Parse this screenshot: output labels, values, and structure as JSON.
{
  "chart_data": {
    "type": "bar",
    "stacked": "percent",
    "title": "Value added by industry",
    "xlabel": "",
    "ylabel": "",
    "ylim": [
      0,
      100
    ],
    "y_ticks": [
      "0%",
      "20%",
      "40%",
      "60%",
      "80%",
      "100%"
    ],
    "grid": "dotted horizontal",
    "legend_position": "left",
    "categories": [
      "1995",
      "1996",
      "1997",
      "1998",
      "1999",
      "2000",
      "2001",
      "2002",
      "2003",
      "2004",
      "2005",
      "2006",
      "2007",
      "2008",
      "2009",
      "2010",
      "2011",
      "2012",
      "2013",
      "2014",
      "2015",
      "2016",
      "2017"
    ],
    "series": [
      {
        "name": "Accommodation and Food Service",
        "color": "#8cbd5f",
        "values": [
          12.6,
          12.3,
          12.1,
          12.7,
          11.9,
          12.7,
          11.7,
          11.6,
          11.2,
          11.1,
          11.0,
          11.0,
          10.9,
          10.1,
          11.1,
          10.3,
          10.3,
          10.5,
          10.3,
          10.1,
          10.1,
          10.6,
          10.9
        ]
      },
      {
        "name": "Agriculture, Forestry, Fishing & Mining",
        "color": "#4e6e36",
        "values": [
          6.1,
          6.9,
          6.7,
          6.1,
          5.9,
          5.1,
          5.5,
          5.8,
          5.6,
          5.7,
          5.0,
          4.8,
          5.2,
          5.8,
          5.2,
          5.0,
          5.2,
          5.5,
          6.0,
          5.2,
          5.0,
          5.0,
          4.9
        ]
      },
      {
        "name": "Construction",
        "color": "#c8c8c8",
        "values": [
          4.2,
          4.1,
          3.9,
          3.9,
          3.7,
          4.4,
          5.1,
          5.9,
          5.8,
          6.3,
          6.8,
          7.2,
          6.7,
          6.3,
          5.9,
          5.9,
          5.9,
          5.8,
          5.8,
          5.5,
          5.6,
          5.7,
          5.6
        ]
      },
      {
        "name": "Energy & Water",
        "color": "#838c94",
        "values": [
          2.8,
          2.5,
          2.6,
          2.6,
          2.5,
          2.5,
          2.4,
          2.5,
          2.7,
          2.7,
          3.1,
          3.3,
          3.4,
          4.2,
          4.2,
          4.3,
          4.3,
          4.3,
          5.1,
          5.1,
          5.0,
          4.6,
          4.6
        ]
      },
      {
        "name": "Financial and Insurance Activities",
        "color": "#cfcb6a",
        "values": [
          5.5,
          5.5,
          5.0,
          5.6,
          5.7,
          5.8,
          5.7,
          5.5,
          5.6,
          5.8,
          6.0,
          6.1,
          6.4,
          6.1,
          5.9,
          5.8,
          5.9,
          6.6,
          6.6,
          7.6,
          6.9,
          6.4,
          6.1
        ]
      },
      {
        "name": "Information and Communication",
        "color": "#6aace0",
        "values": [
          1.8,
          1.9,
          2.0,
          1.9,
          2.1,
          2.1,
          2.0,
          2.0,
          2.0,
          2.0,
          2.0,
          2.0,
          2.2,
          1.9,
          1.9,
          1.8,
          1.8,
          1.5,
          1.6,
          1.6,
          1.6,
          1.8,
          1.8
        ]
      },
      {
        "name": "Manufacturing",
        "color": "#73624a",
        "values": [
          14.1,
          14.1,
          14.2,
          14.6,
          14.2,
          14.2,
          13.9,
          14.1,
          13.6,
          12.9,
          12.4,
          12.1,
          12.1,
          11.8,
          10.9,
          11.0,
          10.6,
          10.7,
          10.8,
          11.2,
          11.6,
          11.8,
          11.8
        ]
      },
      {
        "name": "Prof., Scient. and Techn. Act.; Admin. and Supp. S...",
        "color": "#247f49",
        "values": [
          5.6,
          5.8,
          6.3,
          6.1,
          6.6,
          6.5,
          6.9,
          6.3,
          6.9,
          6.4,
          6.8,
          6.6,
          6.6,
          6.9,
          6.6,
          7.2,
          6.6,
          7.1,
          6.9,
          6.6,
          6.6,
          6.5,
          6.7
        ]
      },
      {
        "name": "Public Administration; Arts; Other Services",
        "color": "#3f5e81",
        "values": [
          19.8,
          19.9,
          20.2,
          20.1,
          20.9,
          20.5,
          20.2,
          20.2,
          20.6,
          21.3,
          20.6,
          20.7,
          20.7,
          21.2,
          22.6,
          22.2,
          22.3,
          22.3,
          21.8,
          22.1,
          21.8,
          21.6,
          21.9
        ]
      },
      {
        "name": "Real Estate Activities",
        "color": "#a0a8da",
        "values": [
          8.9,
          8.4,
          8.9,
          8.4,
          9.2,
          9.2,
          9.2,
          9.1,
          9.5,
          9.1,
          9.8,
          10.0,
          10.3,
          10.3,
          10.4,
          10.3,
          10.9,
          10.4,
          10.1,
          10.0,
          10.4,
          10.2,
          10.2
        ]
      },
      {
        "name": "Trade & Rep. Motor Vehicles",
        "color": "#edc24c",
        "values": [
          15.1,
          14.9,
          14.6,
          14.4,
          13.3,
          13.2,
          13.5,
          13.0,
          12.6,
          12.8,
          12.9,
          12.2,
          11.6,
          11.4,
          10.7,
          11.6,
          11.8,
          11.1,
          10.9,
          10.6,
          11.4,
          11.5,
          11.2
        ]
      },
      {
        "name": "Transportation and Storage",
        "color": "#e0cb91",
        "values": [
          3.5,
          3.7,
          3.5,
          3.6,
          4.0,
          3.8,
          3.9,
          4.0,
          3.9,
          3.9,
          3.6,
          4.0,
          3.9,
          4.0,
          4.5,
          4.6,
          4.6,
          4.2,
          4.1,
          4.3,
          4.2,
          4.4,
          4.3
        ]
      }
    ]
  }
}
====
> _GOAL OF THE EXERCISE_: Above are the records; copy every line in them that holds the word "Activities".

> _TASK SOLUTION_:
        "name": "Financial and Insurance Activities",
        "name": "Real Estate Activities",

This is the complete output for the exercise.